Reproduce the records that follow in full, excluding any picture they contain.

>> begin Records supplied

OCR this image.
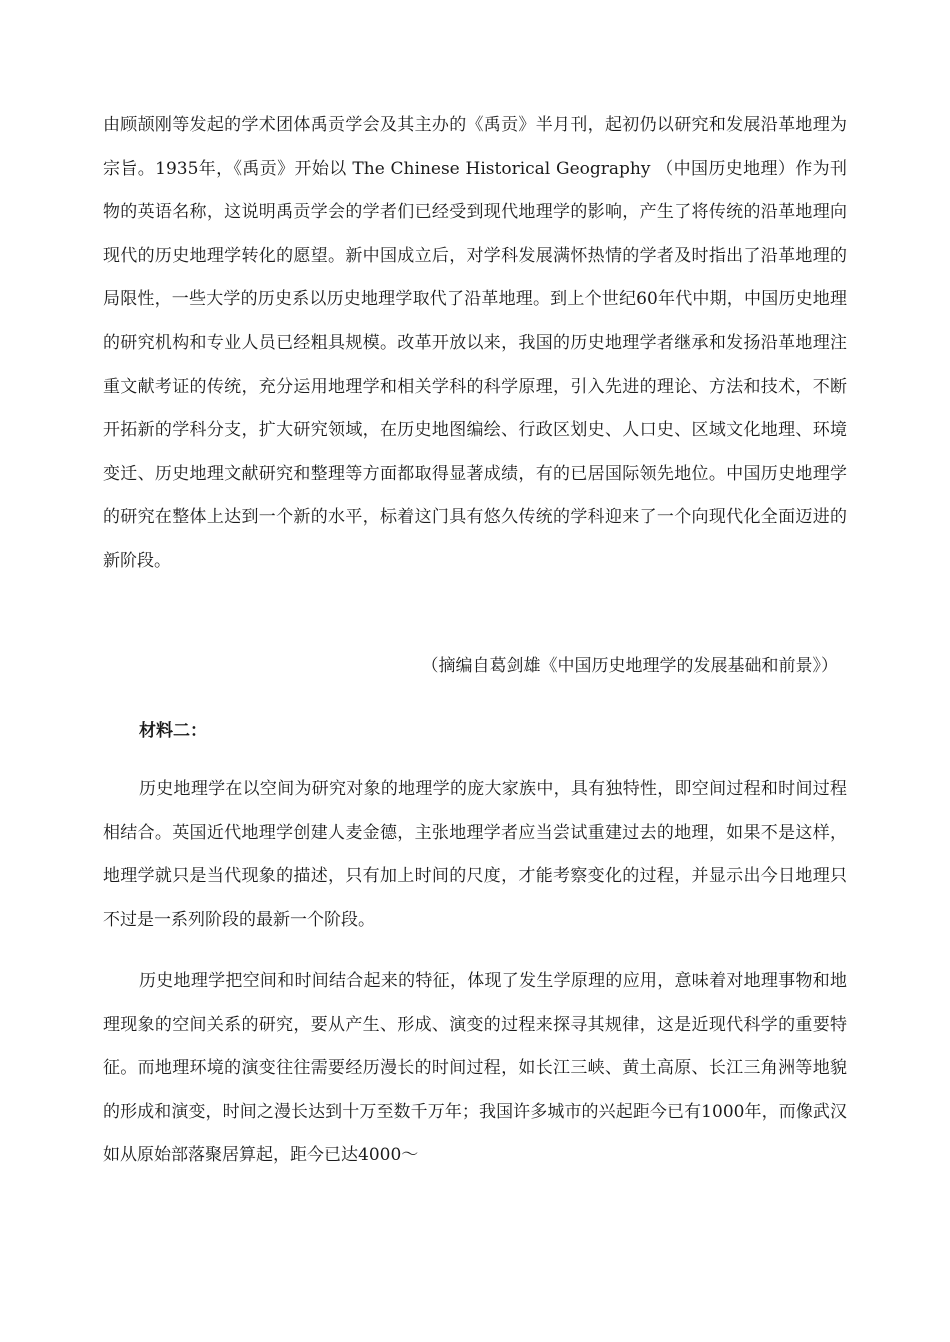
由顾颉刚等发起的学术团体禹贡学会及其主办的《禹贡》半月刊，起初仍以研究和发展沿革地理为宗旨。1935年，《禹贡》开始以 The Chinese Historical Geography （中国历史地理）作为刊物的英语名称，这说明禹贡学会的学者们已经受到现代地理学的影响，产生了将传统的沿革地理向现代的历史地理学转化的愿望。新中国成立后，对学科发展满怀热情的学者及时指出了沿革地理的局限性，一些大学的历史系以历史地理学取代了沿革地理。到上个世纪60年代中期，中国历史地理的研究机构和专业人员已经粗具规模。改革开放以来，我国的历史地理学者继承和发扬沿革地理注重文献考证的传统，充分运用地理学和相关学科的科学原理，引入先进的理论、方法和技术，不断开拓新的学科分支，扩大研究领域，在历史地图编绘、行政区划史、人口史、区域文化地理、环境变迁、历史地理文献研究和整理等方面都取得显著成绩，有的已居国际领先地位。中国历史地理学的研究在整体上达到一个新的水平，标着这门具有悠久传统的学科迎来了一个向现代化全面迈进的新阶段。

（摘编自葛剑雄《中国历史地理学的发展基础和前景》）

材料二：

历史地理学在以空间为研究对象的地理学的庞大家族中，具有独特性，即空间过程和时间过程相结合。英国近代地理学创建人麦金德，主张地理学者应当尝试重建过去的地理，如果不是这样，地理学就只是当代现象的描述，只有加上时间的尺度，才能考察变化的过程，并显示出今日地理只不过是一系列阶段的最新一个阶段。

历史地理学把空间和时间结合起来的特征，体现了发生学原理的应用，意味着对地理事物和地理现象的空间关系的研究，要从产生、形成、演变的过程来探寻其规律，这是近现代科学的重要特征。而地理环境的演变往往需要经历漫长的时间过程，如长江三峡、黄土高原、长江三角洲等地貌的形成和演变，时间之漫长达到十万至数千万年；我国许多城市的兴起距今已有1000年，而像武汉如从原始部落聚居算起，距今已达4000～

>> end Records supplied

Written solution:
OCR this image.
由顾颉刚等发起的学术团体禹贡学会及其主办的《禹贡》半月刊，起初仍以研究和发展沿革地理为宗旨。1935年，《禹贡》开始以 The Chinese Historical Geography （中国历史地理）作为刊物的英语名称，这说明禹贡学会的学者们已经受到现代地理学的影响，产生了将传统的沿革地理向现代的历史地理学转化的愿望。新中国成立后，对学科发展满怀热情的学者及时指出了沿革地理的局限性，一些大学的历史系以历史地理学取代了沿革地理。到上个世纪60年代中期，中国历史地理的研究机构和专业人员已经粗具规模。改革开放以来，我国的历史地理学者继承和发扬沿革地理注重文献考证的传统，充分运用地理学和相关学科的科学原理，引入先进的理论、方法和技术，不断开拓新的学科分支，扩大研究领域，在历史地图编绘、行政区划史、人口史、区域文化地理、环境变迁、历史地理文献研究和整理等方面都取得显著成绩，有的已居国际领先地位。中国历史地理学的研究在整体上达到一个新的水平，标着这门具有悠久传统的学科迎来了一个向现代化全面迈进的新阶段。

（摘编自葛剑雄《中国历史地理学的发展基础和前景》）

材料二：

历史地理学在以空间为研究对象的地理学的庞大家族中，具有独特性，即空间过程和时间过程相结合。英国近代地理学创建人麦金德，主张地理学者应当尝试重建过去的地理，如果不是这样，地理学就只是当代现象的描述，只有加上时间的尺度，才能考察变化的过程，并显示出今日地理只不过是一系列阶段的最新一个阶段。

历史地理学把空间和时间结合起来的特征，体现了发生学原理的应用，意味着对地理事物和地理现象的空间关系的研究，要从产生、形成、演变的过程来探寻其规律，这是近现代科学的重要特征。而地理环境的演变往往需要经历漫长的时间过程，如长江三峡、黄土高原、长江三角洲等地貌的形成和演变，时间之漫长达到十万至数千万年；我国许多城市的兴起距今已有1000年，而像武汉如从原始部落聚居算起，距今已达4000～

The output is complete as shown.